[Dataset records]
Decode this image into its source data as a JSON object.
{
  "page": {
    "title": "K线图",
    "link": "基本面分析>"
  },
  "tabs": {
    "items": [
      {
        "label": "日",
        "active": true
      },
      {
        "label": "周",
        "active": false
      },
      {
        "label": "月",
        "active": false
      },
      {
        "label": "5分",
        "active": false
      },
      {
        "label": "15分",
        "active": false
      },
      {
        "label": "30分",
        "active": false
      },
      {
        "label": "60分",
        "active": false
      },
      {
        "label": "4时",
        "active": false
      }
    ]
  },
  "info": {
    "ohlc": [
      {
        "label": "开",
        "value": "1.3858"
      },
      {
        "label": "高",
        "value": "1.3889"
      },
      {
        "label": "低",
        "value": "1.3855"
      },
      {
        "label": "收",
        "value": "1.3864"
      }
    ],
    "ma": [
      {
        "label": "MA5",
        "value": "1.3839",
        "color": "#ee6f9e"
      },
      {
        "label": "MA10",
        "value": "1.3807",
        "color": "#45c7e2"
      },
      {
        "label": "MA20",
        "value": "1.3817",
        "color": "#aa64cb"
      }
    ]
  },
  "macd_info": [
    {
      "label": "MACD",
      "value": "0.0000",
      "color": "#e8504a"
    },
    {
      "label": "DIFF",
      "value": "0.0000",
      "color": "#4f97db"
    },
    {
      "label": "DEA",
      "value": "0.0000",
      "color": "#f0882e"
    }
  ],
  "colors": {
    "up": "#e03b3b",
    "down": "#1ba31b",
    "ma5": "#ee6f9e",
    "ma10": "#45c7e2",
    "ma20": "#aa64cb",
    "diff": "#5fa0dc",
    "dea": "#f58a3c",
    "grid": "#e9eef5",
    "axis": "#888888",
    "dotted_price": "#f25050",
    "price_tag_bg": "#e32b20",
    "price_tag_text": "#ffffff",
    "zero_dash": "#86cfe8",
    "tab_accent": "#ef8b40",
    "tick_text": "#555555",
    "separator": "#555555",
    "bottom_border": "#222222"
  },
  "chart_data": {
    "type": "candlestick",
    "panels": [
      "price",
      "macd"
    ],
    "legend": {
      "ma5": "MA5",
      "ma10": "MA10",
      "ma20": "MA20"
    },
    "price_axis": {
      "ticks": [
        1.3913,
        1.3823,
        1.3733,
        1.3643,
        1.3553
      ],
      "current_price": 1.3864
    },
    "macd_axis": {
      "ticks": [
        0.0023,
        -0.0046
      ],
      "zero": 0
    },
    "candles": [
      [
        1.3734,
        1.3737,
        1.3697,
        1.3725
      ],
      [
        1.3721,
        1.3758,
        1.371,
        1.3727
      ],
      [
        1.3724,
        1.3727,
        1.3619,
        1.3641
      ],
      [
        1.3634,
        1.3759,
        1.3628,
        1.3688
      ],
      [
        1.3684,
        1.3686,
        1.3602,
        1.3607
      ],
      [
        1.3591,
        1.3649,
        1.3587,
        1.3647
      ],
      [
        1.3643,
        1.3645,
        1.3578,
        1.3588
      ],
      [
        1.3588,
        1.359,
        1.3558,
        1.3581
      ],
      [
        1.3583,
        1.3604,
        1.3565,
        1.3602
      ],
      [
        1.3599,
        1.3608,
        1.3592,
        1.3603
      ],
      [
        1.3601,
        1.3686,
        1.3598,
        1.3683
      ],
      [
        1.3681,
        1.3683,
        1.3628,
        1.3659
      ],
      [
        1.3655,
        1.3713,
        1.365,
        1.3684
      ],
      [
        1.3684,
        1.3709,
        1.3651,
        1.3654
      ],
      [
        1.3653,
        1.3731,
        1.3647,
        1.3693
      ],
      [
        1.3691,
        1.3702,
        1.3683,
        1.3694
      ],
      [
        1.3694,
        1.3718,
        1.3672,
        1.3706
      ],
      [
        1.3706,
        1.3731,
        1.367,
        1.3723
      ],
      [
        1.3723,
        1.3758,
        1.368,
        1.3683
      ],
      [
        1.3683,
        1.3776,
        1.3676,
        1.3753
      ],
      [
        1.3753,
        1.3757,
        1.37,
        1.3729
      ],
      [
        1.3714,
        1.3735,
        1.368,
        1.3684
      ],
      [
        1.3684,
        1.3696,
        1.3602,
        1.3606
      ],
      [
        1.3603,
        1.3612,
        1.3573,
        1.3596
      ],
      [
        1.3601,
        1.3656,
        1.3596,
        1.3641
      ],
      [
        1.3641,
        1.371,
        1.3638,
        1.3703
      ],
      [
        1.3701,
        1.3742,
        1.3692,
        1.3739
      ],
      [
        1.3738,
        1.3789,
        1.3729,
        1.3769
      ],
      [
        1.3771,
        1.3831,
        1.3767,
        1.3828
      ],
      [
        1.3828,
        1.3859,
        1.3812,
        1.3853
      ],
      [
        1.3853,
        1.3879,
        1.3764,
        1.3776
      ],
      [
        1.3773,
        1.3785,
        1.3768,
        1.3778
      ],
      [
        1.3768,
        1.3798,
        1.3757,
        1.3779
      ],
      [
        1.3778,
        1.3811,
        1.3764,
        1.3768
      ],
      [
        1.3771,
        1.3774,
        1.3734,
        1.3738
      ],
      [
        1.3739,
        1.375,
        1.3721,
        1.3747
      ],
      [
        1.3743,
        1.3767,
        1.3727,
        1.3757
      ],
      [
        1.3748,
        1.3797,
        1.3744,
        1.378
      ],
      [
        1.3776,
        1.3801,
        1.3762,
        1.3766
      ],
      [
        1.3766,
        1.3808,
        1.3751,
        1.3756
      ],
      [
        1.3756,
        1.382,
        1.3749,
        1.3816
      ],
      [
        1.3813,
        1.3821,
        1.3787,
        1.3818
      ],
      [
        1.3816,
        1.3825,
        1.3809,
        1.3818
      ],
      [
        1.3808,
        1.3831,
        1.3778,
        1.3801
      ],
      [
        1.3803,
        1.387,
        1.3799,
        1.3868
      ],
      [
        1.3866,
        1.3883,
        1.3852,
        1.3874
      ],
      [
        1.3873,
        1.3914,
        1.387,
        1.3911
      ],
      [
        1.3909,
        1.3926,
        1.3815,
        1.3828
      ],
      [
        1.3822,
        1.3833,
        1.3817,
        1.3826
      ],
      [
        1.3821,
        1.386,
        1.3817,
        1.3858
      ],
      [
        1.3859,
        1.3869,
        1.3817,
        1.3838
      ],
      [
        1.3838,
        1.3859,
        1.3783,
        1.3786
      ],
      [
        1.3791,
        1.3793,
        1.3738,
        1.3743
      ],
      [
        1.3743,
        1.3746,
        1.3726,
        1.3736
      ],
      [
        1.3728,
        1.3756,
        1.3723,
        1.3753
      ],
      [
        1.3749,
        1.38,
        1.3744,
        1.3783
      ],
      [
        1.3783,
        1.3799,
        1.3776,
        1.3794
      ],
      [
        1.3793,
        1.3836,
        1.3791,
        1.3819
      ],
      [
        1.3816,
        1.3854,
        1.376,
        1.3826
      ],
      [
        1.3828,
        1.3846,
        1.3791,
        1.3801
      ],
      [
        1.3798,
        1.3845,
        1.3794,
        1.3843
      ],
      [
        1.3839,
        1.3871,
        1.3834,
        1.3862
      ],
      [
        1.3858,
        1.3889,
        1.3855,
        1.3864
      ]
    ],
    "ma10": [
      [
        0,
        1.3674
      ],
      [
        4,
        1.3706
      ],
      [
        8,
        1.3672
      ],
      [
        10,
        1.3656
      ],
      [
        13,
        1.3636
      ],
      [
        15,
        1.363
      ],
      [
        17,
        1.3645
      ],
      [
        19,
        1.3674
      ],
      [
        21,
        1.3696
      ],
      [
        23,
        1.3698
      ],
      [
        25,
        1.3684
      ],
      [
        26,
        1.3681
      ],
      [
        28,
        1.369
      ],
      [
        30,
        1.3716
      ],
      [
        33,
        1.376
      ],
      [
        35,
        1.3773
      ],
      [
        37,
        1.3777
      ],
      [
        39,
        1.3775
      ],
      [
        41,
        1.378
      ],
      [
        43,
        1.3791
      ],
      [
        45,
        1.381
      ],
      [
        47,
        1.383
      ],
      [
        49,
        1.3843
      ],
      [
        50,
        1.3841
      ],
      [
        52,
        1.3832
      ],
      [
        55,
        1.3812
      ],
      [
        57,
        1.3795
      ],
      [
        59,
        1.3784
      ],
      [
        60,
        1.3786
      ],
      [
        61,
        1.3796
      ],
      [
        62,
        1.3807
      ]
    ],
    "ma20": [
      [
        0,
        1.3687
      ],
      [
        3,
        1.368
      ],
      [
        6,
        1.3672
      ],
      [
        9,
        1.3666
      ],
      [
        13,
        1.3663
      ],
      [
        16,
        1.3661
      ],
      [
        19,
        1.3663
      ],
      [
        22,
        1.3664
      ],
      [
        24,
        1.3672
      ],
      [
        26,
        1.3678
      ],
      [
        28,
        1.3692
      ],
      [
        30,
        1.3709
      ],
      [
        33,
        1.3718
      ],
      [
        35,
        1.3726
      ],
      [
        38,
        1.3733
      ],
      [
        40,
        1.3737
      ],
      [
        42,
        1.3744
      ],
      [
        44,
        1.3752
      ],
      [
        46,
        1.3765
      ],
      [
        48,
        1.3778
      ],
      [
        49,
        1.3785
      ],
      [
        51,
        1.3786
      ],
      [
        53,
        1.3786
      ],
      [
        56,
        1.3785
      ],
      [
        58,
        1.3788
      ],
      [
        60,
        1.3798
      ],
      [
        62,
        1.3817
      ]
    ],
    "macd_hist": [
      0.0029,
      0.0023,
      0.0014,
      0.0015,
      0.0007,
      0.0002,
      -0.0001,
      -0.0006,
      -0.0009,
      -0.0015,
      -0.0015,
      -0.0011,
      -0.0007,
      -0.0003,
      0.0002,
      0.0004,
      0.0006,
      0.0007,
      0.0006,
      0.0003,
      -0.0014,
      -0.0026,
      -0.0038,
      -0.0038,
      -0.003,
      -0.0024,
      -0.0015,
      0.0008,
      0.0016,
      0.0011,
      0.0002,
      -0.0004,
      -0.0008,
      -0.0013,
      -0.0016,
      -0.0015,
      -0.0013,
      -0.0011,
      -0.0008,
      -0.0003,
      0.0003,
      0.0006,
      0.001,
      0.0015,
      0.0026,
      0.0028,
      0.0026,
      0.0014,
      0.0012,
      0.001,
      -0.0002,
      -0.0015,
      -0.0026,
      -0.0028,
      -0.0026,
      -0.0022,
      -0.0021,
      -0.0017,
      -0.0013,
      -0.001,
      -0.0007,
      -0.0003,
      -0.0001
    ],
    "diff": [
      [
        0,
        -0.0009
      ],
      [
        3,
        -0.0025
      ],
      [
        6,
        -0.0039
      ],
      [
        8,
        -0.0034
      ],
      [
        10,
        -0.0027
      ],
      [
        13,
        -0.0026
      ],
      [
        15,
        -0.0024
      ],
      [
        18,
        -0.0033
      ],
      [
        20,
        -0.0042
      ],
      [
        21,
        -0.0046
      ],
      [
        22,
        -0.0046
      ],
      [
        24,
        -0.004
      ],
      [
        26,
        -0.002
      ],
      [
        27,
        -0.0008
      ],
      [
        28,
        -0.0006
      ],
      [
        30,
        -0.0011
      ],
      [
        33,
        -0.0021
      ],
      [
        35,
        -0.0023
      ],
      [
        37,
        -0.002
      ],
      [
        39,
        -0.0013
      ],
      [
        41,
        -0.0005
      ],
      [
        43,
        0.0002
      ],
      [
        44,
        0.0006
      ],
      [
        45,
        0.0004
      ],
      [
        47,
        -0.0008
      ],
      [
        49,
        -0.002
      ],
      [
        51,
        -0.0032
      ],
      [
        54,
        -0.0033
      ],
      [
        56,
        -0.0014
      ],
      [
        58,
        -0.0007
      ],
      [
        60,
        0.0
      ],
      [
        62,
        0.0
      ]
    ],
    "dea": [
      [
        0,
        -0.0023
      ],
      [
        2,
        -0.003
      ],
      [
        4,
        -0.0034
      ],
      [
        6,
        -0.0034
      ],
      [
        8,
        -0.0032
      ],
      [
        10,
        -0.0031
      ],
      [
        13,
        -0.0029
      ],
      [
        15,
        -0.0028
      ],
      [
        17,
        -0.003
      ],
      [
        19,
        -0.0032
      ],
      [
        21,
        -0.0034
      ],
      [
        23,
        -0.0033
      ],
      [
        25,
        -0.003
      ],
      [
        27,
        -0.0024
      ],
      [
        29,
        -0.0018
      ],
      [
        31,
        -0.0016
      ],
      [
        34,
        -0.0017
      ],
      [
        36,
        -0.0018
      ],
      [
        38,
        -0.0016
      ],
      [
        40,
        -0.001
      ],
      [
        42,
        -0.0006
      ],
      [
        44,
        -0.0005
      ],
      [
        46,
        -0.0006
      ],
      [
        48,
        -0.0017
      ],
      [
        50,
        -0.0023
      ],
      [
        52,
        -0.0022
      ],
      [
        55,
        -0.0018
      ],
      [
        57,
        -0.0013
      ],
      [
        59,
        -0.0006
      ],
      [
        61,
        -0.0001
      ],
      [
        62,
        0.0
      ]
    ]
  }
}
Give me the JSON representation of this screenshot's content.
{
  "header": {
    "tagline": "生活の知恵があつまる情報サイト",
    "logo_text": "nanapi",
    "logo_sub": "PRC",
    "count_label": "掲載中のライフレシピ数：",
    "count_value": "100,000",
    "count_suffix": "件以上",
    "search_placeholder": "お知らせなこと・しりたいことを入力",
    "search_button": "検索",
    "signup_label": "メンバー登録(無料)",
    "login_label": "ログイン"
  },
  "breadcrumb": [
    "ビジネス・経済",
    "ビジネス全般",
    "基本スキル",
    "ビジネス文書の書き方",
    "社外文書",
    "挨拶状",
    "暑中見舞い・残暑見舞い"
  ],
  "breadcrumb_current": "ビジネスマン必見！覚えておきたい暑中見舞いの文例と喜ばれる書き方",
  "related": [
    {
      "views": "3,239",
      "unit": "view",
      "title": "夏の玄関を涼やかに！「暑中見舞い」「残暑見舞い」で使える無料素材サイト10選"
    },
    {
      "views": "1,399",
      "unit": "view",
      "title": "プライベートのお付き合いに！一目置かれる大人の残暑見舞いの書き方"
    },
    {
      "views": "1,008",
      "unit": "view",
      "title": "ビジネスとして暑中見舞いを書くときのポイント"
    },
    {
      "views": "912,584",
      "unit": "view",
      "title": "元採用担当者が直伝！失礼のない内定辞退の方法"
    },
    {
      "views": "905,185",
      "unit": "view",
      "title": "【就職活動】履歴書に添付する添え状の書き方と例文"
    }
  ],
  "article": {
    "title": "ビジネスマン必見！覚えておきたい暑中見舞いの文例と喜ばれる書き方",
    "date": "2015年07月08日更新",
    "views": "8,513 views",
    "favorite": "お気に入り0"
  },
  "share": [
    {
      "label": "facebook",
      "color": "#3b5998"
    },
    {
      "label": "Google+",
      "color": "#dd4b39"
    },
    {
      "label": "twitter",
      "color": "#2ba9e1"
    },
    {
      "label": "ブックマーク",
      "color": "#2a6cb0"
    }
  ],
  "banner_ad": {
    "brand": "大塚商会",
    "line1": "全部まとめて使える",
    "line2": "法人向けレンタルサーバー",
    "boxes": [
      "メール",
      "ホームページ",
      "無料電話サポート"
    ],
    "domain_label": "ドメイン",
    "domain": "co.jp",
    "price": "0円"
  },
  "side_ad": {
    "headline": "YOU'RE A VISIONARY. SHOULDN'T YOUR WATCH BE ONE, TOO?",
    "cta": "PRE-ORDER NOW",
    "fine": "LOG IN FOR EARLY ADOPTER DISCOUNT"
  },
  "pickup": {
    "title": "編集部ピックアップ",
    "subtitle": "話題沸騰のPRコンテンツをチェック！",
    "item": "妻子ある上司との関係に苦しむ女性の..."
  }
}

◆ Task objective: Copy each line in the data that holds the word "this".

◆ Answer:
Decode this image into its source data as a JSON object.
Give me the JSON representation of this screenshot's content.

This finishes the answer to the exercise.